**To do**
Pick out every line that holds the string "Mandanten" and copy it.

**Entries supplied**
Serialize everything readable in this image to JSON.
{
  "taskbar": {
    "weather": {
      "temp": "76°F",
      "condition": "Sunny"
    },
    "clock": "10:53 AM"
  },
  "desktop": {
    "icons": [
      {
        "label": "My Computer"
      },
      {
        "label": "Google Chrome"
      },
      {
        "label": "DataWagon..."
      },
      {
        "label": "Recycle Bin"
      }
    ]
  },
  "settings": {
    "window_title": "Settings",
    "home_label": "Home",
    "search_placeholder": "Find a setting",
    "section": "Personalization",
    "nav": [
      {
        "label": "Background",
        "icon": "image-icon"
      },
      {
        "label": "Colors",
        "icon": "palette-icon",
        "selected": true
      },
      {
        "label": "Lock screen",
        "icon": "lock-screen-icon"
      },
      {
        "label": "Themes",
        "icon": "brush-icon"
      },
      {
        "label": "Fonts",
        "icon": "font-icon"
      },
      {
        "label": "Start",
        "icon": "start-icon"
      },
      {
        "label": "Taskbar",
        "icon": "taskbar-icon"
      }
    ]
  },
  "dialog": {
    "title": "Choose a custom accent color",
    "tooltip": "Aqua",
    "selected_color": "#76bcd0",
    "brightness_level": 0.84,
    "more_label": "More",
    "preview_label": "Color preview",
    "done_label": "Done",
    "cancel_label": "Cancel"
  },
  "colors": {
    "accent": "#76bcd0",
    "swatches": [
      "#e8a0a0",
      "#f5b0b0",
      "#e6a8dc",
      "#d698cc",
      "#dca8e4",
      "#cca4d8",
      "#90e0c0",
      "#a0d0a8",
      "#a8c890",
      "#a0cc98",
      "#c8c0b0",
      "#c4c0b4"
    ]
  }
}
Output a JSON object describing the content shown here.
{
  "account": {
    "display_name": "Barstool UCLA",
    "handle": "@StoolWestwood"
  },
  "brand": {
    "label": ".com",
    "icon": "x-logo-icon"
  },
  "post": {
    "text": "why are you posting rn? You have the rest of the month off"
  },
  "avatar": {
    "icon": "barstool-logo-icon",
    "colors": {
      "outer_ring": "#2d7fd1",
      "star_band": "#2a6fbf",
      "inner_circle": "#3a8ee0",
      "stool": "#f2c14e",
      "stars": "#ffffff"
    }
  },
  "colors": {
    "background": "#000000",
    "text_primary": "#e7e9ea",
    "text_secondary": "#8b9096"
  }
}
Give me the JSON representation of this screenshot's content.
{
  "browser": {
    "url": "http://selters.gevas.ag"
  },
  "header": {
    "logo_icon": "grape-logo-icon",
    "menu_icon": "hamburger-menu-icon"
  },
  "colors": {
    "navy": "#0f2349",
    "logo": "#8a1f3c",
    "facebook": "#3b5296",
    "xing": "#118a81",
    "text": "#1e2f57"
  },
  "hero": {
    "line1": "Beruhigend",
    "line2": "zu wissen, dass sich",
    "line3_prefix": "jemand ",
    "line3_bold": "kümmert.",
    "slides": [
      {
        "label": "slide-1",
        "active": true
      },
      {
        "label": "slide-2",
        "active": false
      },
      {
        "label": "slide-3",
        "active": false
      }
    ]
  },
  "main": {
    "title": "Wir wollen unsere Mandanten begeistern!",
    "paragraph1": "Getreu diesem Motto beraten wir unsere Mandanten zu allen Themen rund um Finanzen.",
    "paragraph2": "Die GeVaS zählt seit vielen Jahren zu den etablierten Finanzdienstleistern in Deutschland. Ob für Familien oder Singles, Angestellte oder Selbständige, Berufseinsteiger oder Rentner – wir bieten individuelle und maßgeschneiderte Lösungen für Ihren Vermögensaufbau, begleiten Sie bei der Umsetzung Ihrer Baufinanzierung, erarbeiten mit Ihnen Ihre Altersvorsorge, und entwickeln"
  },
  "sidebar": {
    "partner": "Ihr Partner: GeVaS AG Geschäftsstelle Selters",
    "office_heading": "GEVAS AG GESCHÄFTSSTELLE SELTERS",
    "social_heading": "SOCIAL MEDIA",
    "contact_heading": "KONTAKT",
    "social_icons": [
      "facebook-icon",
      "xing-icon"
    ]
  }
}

**Result**
    "title": "Wir wollen unsere Mandanten begeistern!",
    "paragraph1": "Getreu diesem Motto beraten wir unsere Mandanten zu allen Themen rund um Finanzen.",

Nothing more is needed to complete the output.